> _Stated problem_
State how many lines of the entries hold the string "параметры". Reply with the number alone.
Start Records provided
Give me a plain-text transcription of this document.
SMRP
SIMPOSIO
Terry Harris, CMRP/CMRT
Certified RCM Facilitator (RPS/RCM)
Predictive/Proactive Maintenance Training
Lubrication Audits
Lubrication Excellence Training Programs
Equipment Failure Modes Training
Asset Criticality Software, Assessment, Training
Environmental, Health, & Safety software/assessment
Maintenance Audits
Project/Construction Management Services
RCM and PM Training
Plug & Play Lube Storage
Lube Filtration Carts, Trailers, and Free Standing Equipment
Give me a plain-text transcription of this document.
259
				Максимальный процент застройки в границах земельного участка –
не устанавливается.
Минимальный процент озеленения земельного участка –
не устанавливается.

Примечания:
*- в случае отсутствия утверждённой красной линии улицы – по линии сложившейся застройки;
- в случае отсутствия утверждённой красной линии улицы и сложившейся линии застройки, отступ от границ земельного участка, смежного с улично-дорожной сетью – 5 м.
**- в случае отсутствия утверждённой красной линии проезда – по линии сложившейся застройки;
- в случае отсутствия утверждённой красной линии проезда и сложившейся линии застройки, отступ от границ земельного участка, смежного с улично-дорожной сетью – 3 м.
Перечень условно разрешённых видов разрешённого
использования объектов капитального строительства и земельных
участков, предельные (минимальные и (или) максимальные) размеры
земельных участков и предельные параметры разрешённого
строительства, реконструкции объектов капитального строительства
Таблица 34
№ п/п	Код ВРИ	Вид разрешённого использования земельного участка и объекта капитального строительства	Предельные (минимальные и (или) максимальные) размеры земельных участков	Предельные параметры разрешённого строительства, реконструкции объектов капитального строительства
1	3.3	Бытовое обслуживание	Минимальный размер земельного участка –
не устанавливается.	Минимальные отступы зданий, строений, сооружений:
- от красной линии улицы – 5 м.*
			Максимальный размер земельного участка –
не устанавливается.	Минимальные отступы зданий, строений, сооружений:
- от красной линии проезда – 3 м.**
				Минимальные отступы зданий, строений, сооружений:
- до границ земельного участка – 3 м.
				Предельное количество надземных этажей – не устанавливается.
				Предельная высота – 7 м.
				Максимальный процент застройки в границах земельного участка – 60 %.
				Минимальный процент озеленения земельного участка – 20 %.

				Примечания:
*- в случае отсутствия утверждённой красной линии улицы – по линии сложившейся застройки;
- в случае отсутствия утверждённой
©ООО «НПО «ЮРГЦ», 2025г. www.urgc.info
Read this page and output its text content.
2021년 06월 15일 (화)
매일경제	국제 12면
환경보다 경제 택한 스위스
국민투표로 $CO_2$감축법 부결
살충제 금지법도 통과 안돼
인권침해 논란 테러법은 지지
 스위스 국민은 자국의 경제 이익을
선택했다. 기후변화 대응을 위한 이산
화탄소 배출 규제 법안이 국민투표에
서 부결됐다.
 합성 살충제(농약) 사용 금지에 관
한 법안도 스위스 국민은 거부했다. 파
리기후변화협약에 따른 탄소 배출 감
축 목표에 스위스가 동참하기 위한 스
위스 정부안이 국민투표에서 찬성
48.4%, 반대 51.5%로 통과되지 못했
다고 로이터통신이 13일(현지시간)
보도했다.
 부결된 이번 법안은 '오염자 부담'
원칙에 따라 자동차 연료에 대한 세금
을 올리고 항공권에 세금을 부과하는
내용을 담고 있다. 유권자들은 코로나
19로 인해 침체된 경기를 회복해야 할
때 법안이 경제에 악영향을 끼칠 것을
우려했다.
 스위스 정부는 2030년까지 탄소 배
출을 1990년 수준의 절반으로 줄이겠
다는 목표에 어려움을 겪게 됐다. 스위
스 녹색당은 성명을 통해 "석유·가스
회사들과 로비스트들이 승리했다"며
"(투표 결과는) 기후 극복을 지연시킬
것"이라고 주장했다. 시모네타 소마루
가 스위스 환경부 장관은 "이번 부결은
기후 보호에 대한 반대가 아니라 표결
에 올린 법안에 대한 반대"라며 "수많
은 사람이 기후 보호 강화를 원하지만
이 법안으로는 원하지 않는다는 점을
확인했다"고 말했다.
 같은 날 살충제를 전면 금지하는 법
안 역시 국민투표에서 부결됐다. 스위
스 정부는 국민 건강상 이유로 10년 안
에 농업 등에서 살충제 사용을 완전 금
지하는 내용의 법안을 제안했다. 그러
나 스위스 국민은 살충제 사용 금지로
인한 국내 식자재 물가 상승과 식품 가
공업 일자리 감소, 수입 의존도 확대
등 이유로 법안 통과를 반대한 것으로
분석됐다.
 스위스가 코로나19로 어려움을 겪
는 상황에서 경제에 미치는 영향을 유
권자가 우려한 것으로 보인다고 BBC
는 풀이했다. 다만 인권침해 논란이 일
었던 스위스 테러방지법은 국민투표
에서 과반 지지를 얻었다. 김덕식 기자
End Records provided
> _Solution for this problem_
2